Given problem:
Write out all the data again, exactly as it stands.

+++ Listed entries +++

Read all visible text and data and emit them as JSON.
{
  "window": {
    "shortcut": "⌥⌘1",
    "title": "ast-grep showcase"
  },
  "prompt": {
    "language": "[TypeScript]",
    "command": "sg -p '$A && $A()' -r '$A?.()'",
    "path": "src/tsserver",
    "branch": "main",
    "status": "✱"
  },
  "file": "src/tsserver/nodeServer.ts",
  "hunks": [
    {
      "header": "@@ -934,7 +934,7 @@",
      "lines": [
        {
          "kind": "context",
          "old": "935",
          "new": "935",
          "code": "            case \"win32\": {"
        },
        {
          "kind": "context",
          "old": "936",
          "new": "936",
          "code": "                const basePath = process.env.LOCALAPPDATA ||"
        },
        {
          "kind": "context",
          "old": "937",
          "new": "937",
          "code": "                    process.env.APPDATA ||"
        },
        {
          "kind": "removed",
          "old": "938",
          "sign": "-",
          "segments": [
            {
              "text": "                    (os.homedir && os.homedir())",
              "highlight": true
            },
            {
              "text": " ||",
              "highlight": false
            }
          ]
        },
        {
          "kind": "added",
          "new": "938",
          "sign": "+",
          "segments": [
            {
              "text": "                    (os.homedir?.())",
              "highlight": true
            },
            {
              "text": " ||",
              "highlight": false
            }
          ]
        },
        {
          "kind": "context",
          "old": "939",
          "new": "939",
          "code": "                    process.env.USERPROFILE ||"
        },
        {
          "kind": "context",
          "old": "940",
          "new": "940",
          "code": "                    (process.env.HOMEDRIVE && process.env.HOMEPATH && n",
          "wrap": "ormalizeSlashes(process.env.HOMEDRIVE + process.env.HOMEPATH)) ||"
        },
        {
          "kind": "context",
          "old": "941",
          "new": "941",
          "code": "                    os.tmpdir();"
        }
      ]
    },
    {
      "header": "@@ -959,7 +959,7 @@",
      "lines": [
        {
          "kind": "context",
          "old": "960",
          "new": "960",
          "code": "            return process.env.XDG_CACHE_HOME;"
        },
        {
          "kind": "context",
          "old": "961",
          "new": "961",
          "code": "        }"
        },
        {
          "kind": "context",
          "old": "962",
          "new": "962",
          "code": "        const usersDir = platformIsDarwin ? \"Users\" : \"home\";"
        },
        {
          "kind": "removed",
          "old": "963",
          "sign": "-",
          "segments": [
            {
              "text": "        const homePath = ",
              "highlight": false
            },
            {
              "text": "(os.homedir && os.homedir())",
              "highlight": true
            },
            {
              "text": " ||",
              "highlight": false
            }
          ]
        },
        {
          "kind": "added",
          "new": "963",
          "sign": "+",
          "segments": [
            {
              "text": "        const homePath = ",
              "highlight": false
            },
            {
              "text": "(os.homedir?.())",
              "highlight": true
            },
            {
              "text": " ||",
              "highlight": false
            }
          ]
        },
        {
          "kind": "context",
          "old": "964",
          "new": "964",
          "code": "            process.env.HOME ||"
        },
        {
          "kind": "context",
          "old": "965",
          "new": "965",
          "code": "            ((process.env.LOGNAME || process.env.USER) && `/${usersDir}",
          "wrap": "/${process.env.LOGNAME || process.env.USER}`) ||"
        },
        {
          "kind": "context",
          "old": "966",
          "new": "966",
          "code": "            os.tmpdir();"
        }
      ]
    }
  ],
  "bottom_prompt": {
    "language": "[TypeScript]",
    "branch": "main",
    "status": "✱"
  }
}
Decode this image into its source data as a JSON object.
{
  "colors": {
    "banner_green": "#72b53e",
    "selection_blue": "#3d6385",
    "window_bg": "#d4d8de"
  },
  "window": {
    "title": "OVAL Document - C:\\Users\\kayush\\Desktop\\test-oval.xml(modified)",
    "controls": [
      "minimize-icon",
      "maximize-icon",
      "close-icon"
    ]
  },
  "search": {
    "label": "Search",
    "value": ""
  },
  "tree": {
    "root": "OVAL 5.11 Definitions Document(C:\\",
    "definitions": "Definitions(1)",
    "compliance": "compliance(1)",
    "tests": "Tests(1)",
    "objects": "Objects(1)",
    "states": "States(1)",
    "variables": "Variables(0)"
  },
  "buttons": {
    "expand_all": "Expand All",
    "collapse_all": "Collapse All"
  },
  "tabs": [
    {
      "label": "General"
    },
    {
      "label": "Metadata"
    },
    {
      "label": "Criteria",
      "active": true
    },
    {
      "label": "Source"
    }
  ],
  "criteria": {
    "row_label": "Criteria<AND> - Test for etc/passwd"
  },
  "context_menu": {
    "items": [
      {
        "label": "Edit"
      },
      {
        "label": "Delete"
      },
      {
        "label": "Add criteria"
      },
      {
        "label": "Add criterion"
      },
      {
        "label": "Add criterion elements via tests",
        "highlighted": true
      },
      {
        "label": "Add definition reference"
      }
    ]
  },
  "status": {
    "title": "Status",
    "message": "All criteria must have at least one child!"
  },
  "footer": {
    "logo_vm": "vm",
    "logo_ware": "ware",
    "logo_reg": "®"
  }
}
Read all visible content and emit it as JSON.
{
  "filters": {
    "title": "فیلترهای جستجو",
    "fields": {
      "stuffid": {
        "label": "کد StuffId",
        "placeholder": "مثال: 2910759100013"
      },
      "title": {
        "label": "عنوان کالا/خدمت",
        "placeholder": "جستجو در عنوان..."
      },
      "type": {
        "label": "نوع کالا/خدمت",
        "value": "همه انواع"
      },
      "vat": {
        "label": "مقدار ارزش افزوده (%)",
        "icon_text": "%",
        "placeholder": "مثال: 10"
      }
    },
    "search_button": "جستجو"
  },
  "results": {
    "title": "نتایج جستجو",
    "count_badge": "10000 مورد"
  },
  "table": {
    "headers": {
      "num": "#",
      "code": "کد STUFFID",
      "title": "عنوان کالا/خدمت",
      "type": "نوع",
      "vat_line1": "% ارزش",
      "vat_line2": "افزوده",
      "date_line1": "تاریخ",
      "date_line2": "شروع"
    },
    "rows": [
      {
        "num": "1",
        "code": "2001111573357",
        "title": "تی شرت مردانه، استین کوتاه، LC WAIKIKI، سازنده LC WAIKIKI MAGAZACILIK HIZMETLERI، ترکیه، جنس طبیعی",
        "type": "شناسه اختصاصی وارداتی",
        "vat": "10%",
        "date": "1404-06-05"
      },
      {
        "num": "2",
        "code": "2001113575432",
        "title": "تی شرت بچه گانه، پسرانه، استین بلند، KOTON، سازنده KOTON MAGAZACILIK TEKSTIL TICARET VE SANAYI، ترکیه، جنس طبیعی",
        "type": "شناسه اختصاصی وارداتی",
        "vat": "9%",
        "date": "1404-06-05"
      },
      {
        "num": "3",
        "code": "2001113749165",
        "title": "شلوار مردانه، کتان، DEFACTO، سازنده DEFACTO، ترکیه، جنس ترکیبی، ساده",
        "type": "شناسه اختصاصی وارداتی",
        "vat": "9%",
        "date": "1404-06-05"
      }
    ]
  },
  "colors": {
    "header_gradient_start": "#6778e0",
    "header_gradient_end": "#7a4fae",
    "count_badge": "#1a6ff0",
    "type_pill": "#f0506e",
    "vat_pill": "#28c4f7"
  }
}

+++

Task solution:
Read all visible text and data and emit them as JSON.
{
  "window": {
    "shortcut": "⌥⌘1",
    "title": "ast-grep showcase"
  },
  "prompt": {
    "language": "[TypeScript]",
    "command": "sg -p '$A && $A()' -r '$A?.()'",
    "path": "src/tsserver",
    "branch": "main",
    "status": "✱"
  },
  "file": "src/tsserver/nodeServer.ts",
  "hunks": [
    {
      "header": "@@ -934,7 +934,7 @@",
      "lines": [
        {
          "kind": "context",
          "old": "935",
          "new": "935",
          "code": "            case \"win32\": {"
        },
        {
          "kind": "context",
          "old": "936",
          "new": "936",
          "code": "                const basePath = process.env.LOCALAPPDATA ||"
        },
        {
          "kind": "context",
          "old": "937",
          "new": "937",
          "code": "                    process.env.APPDATA ||"
        },
        {
          "kind": "removed",
          "old": "938",
          "sign": "-",
          "segments": [
            {
              "text": "                    (os.homedir && os.homedir())",
              "highlight": true
            },
            {
              "text": " ||",
              "highlight": false
            }
          ]
        },
        {
          "kind": "added",
          "new": "938",
          "sign": "+",
          "segments": [
            {
              "text": "                    (os.homedir?.())",
              "highlight": true
            },
            {
              "text": " ||",
              "highlight": false
            }
          ]
        },
        {
          "kind": "context",
          "old": "939",
          "new": "939",
          "code": "                    process.env.USERPROFILE ||"
        },
        {
          "kind": "context",
          "old": "940",
          "new": "940",
          "code": "                    (process.env.HOMEDRIVE && process.env.HOMEPATH && n",
          "wrap": "ormalizeSlashes(process.env.HOMEDRIVE + process.env.HOMEPATH)) ||"
        },
        {
          "kind": "context",
          "old": "941",
          "new": "941",
          "code": "                    os.tmpdir();"
        }
      ]
    },
    {
      "header": "@@ -959,7 +959,7 @@",
      "lines": [
        {
          "kind": "context",
          "old": "960",
          "new": "960",
          "code": "            return process.env.XDG_CACHE_HOME;"
        },
        {
          "kind": "context",
          "old": "961",
          "new": "961",
          "code": "        }"
        },
        {
          "kind": "context",
          "old": "962",
          "new": "962",
          "code": "        const usersDir = platformIsDarwin ? \"Users\" : \"home\";"
        },
        {
          "kind": "removed",
          "old": "963",
          "sign": "-",
          "segments": [
            {
              "text": "        const homePath = ",
              "highlight": false
            },
            {
              "text": "(os.homedir && os.homedir())",
              "highlight": true
            },
            {
              "text": " ||",
              "highlight": false
            }
          ]
        },
        {
          "kind": "added",
          "new": "963",
          "sign": "+",
          "segments": [
            {
              "text": "        const homePath = ",
              "highlight": false
            },
            {
              "text": "(os.homedir?.())",
              "highlight": true
            },
            {
              "text": " ||",
              "highlight": false
            }
          ]
        },
        {
          "kind": "context",
          "old": "964",
          "new": "964",
          "code": "            process.env.HOME ||"
        },
        {
          "kind": "context",
          "old": "965",
          "new": "965",
          "code": "            ((process.env.LOGNAME || process.env.USER) && `/${usersDir}",
          "wrap": "/${process.env.LOGNAME || process.env.USER}`) ||"
        },
        {
          "kind": "context",
          "old": "966",
          "new": "966",
          "code": "            os.tmpdir();"
        }
      ]
    }
  ],
  "bottom_prompt": {
    "language": "[TypeScript]",
    "branch": "main",
    "status": "✱"
  }
}
Decode this image into its source data as a JSON object.
{
  "colors": {
    "banner_green": "#72b53e",
    "selection_blue": "#3d6385",
    "window_bg": "#d4d8de"
  },
  "window": {
    "title": "OVAL Document - C:\\Users\\kayush\\Desktop\\test-oval.xml(modified)",
    "controls": [
      "minimize-icon",
      "maximize-icon",
      "close-icon"
    ]
  },
  "search": {
    "label": "Search",
    "value": ""
  },
  "tree": {
    "root": "OVAL 5.11 Definitions Document(C:\\",
    "definitions": "Definitions(1)",
    "compliance": "compliance(1)",
    "tests": "Tests(1)",
    "objects": "Objects(1)",
    "states": "States(1)",
    "variables": "Variables(0)"
  },
  "buttons": {
    "expand_all": "Expand All",
    "collapse_all": "Collapse All"
  },
  "tabs": [
    {
      "label": "General"
    },
    {
      "label": "Metadata"
    },
    {
      "label": "Criteria",
      "active": true
    },
    {
      "label": "Source"
    }
  ],
  "criteria": {
    "row_label": "Criteria<AND> - Test for etc/passwd"
  },
  "context_menu": {
    "items": [
      {
        "label": "Edit"
      },
      {
        "label": "Delete"
      },
      {
        "label": "Add criteria"
      },
      {
        "label": "Add criterion"
      },
      {
        "label": "Add criterion elements via tests",
        "highlighted": true
      },
      {
        "label": "Add definition reference"
      }
    ]
  },
  "status": {
    "title": "Status",
    "message": "All criteria must have at least one child!"
  },
  "footer": {
    "logo_vm": "vm",
    "logo_ware": "ware",
    "logo_reg": "®"
  }
}
Read all visible content and emit it as JSON.
{
  "filters": {
    "title": "فیلترهای جستجو",
    "fields": {
      "stuffid": {
        "label": "کد StuffId",
        "placeholder": "مثال: 2910759100013"
      },
      "title": {
        "label": "عنوان کالا/خدمت",
        "placeholder": "جستجو در عنوان..."
      },
      "type": {
        "label": "نوع کالا/خدمت",
        "value": "همه انواع"
      },
      "vat": {
        "label": "مقدار ارزش افزوده (%)",
        "icon_text": "%",
        "placeholder": "مثال: 10"
      }
    },
    "search_button": "جستجو"
  },
  "results": {
    "title": "نتایج جستجو",
    "count_badge": "10000 مورد"
  },
  "table": {
    "headers": {
      "num": "#",
      "code": "کد STUFFID",
      "title": "عنوان کالا/خدمت",
      "type": "نوع",
      "vat_line1": "% ارزش",
      "vat_line2": "افزوده",
      "date_line1": "تاریخ",
      "date_line2": "شروع"
    },
    "rows": [
      {
        "num": "1",
        "code": "2001111573357",
        "title": "تی شرت مردانه، استین کوتاه، LC WAIKIKI، سازنده LC WAIKIKI MAGAZACILIK HIZMETLERI، ترکیه، جنس طبیعی",
        "type": "شناسه اختصاصی وارداتی",
        "vat": "10%",
        "date": "1404-06-05"
      },
      {
        "num": "2",
        "code": "2001113575432",
        "title": "تی شرت بچه گانه، پسرانه، استین بلند، KOTON، سازنده KOTON MAGAZACILIK TEKSTIL TICARET VE SANAYI، ترکیه، جنس طبیعی",
        "type": "شناسه اختصاصی وارداتی",
        "vat": "9%",
        "date": "1404-06-05"
      },
      {
        "num": "3",
        "code": "2001113749165",
        "title": "شلوار مردانه، کتان، DEFACTO، سازنده DEFACTO، ترکیه، جنس ترکیبی، ساده",
        "type": "شناسه اختصاصی وارداتی",
        "vat": "9%",
        "date": "1404-06-05"
      }
    ]
  },
  "colors": {
    "header_gradient_start": "#6778e0",
    "header_gradient_end": "#7a4fae",
    "count_badge": "#1a6ff0",
    "type_pill": "#f0506e",
    "vat_pill": "#28c4f7"
  }
}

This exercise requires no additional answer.